### PROBLEM
Leaving the pictures aside, transcribe every line below exactly.
• • • • • • •
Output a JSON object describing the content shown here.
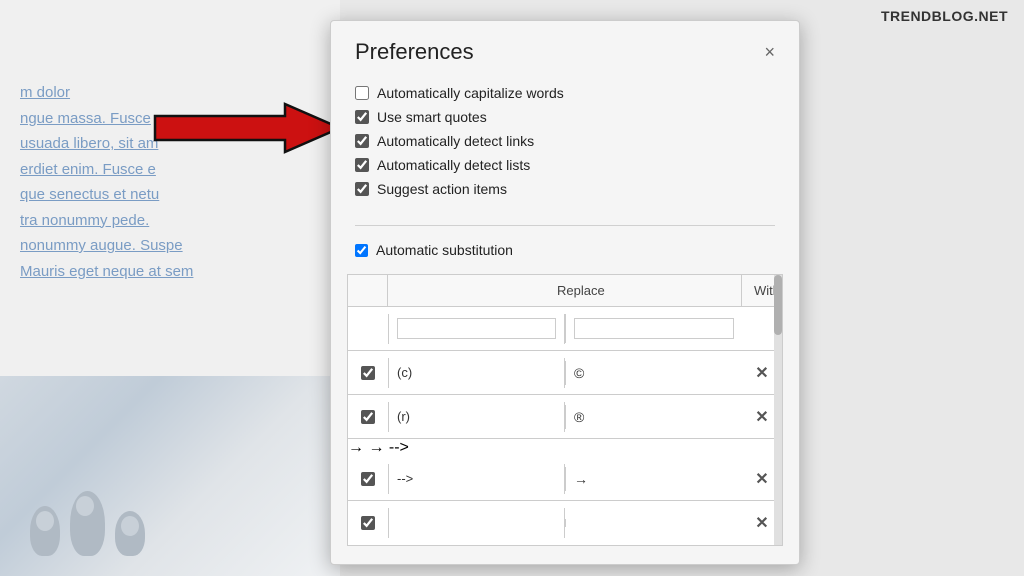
{
  "watermark": {
    "text": "TRENDBLOG.NET"
  },
  "background": {
    "text_lines": [
      "m dolor",
      "ngue massa. Fusce",
      "usuada libero, sit am",
      "erdiet enim. Fusce e",
      "que senectus et netu",
      "tra nonummy pede.",
      "nonummy augue. Suspe",
      "Mauris eget neque at sem"
    ]
  },
  "dialog": {
    "title": "Preferences",
    "close_button": "×",
    "checkboxes": [
      {
        "id": "cap",
        "label": "Automatically capitalize words",
        "checked": false
      },
      {
        "id": "quotes",
        "label": "Use smart quotes",
        "checked": true
      },
      {
        "id": "links",
        "label": "Automatically detect links",
        "checked": true
      },
      {
        "id": "lists",
        "label": "Automatically detect lists",
        "checked": true
      },
      {
        "id": "action",
        "label": "Suggest action items",
        "checked": true
      }
    ],
    "auto_sub_label": "Automatic substitution",
    "auto_sub_checked": true,
    "table": {
      "col_replace": "Replace",
      "col_with": "With",
      "rows": [
        {
          "checked": true,
          "replace": "(c)",
          "with": "©"
        },
        {
          "checked": true,
          "replace": "(r)",
          "with": "®"
        },
        {
          "checked": true,
          "replace": "-->",
          "with": "→"
        },
        {
          "checked": true,
          "replace": "",
          "with": ""
        }
      ]
    }
  }
}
• • • • • • •
### WRITTEN REPLY
Output a JSON object describing the content shown here.
{
  "watermark": {
    "text": "TRENDBLOG.NET"
  },
  "background": {
    "text_lines": [
      "m dolor",
      "ngue massa. Fusce",
      "usuada libero, sit am",
      "erdiet enim. Fusce e",
      "que senectus et netu",
      "tra nonummy pede.",
      "nonummy augue. Suspe",
      "Mauris eget neque at sem"
    ]
  },
  "dialog": {
    "title": "Preferences",
    "close_button": "×",
    "checkboxes": [
      {
        "id": "cap",
        "label": "Automatically capitalize words",
        "checked": false
      },
      {
        "id": "quotes",
        "label": "Use smart quotes",
        "checked": true
      },
      {
        "id": "links",
        "label": "Automatically detect links",
        "checked": true
      },
      {
        "id": "lists",
        "label": "Automatically detect lists",
        "checked": true
      },
      {
        "id": "action",
        "label": "Suggest action items",
        "checked": true
      }
    ],
    "auto_sub_label": "Automatic substitution",
    "auto_sub_checked": true,
    "table": {
      "col_replace": "Replace",
      "col_with": "With",
      "rows": [
        {
          "checked": true,
          "replace": "(c)",
          "with": "©"
        },
        {
          "checked": true,
          "replace": "(r)",
          "with": "®"
        },
        {
          "checked": true,
          "replace": "-->",
          "with": "→"
        },
        {
          "checked": true,
          "replace": "",
          "with": ""
        }
      ]
    }
  }
}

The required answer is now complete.